Work item: Without pictures, retype the following entries exactly.

'''

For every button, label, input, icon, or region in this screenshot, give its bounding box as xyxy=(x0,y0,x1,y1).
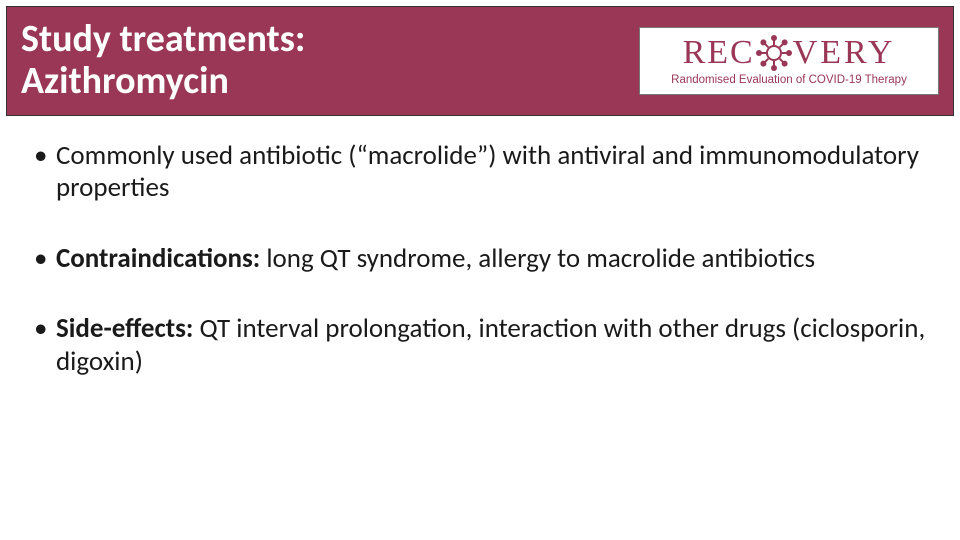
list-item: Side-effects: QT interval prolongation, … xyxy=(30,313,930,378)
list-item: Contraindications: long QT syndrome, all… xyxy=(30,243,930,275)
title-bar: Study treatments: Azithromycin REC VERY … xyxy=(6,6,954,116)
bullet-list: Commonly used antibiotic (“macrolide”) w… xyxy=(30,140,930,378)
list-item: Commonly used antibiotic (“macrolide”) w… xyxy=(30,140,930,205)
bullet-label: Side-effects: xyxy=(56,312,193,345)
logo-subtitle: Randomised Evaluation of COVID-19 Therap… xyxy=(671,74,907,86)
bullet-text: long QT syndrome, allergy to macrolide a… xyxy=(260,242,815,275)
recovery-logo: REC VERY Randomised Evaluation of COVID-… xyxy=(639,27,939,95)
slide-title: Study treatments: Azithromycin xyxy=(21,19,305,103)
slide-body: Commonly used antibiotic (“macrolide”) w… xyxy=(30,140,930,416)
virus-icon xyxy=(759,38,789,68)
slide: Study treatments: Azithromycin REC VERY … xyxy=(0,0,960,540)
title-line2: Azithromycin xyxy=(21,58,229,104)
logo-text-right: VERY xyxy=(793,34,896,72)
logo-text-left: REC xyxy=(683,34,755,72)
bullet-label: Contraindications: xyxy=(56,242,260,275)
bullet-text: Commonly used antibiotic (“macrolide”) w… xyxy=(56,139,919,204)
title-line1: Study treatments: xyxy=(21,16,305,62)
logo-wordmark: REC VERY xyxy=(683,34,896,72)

'''

Task result:
For every button, label, input, icon, or region in this screenshot, give its bounding box as xyxy=(x0,y0,x1,y1).
list-item: Side-effects: QT interval prolongation, … xyxy=(30,313,930,378)
list-item: Contraindications: long QT syndrome, all… xyxy=(30,243,930,275)
title-bar: Study treatments: Azithromycin REC VERY … xyxy=(6,6,954,116)
bullet-list: Commonly used antibiotic (“macrolide”) w… xyxy=(30,140,930,378)
list-item: Commonly used antibiotic (“macrolide”) w… xyxy=(30,140,930,205)
bullet-label: Side-effects: xyxy=(56,312,193,345)
logo-subtitle: Randomised Evaluation of COVID-19 Therap… xyxy=(671,74,907,86)
bullet-text: long QT syndrome, allergy to macrolide a… xyxy=(260,242,815,275)
recovery-logo: REC VERY Randomised Evaluation of COVID-… xyxy=(639,27,939,95)
slide-title: Study treatments: Azithromycin xyxy=(21,19,305,103)
slide-body: Commonly used antibiotic (“macrolide”) w… xyxy=(30,140,930,416)
virus-icon xyxy=(759,38,789,68)
slide: Study treatments: Azithromycin REC VERY … xyxy=(0,0,960,540)
title-line2: Azithromycin xyxy=(21,58,229,104)
logo-text-right: VERY xyxy=(793,34,896,72)
logo-text-left: REC xyxy=(683,34,755,72)
bullet-label: Contraindications: xyxy=(56,242,260,275)
bullet-text: Commonly used antibiotic (“macrolide”) w… xyxy=(56,139,919,204)
title-line1: Study treatments: xyxy=(21,16,305,62)
logo-wordmark: REC VERY xyxy=(683,34,896,72)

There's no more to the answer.